» Information supplied:
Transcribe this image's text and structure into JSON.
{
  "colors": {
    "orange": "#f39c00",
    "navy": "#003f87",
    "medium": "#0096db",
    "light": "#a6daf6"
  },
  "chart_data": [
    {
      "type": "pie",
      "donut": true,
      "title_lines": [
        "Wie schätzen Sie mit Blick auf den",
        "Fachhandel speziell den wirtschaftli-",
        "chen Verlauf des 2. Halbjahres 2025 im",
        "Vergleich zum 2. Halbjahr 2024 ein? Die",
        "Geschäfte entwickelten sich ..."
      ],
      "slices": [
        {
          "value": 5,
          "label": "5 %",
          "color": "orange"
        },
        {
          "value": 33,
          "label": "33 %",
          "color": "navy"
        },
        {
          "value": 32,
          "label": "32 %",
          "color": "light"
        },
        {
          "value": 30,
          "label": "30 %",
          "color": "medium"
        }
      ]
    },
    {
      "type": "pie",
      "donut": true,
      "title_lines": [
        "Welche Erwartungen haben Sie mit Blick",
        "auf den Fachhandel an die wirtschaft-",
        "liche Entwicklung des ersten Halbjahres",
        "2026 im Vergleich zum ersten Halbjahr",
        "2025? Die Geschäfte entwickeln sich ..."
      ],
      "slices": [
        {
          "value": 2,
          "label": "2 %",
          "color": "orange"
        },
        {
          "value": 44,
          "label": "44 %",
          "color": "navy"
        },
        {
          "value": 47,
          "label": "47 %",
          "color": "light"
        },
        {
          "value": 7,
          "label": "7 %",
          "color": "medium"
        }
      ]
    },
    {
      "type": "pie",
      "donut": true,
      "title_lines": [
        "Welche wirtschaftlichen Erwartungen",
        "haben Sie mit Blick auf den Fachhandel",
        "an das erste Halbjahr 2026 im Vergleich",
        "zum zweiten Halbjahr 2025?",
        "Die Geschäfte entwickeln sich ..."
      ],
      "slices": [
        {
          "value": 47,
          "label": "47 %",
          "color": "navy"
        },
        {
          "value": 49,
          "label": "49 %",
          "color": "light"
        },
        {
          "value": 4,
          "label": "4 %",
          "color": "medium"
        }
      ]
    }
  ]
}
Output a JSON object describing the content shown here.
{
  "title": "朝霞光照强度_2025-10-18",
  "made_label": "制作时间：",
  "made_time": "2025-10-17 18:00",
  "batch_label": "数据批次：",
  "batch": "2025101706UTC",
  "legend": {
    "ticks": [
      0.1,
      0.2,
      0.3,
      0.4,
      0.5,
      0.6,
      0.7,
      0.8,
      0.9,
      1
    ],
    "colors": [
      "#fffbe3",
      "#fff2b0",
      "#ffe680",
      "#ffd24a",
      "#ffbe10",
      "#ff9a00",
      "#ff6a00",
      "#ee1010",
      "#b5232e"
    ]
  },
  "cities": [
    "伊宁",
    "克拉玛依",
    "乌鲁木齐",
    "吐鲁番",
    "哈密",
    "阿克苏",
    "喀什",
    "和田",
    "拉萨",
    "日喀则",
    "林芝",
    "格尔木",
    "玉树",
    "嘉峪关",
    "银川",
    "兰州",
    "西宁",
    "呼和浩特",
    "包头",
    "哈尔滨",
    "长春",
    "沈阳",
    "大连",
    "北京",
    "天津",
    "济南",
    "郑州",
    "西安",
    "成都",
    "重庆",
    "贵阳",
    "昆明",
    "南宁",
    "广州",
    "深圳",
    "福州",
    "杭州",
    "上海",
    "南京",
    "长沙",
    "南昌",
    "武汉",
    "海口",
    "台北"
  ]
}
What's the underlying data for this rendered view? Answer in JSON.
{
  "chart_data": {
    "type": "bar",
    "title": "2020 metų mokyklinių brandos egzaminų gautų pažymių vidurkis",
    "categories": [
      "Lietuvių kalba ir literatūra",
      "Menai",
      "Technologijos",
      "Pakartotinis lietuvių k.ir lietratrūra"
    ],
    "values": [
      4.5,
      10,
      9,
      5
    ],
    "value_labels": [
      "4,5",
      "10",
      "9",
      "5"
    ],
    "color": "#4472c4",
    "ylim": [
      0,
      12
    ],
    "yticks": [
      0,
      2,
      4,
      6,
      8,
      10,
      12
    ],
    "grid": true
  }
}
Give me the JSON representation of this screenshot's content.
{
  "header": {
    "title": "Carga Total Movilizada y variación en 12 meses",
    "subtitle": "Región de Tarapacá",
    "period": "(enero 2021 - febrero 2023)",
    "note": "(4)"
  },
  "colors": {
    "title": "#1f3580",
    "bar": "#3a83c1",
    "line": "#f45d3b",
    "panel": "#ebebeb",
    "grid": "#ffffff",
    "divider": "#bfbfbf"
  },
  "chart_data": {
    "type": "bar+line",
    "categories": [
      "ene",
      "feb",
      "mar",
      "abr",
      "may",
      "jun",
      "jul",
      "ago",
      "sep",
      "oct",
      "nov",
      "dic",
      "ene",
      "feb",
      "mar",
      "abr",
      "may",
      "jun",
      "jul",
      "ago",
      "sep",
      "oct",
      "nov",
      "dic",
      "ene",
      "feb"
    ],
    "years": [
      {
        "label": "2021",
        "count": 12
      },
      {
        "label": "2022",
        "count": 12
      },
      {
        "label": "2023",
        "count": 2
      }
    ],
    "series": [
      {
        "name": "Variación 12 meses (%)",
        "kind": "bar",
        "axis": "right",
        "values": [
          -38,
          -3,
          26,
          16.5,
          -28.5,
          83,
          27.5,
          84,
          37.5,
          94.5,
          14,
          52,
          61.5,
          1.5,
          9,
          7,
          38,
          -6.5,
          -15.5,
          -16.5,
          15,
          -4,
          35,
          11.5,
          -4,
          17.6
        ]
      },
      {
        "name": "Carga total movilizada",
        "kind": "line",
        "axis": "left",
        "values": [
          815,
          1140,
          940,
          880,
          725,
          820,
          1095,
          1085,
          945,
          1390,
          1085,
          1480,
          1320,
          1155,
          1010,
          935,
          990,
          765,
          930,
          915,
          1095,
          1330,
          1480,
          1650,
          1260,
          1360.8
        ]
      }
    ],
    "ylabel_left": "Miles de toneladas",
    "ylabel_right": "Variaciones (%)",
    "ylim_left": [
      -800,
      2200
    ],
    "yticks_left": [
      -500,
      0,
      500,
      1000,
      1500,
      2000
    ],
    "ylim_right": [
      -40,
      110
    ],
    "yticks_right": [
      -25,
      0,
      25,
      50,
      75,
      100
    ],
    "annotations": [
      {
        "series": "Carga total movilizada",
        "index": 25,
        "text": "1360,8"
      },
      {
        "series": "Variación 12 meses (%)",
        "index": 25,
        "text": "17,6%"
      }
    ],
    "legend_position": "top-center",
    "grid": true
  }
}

» What is expected:
Copy every line of the material in which the word "Fachhandel" occurs.

» Answer to the task:
        "Fachhandel speziell den wirtschaftli-",
        "auf den Fachhandel an die wirtschaft-",
        "haben Sie mit Blick auf den Fachhandel",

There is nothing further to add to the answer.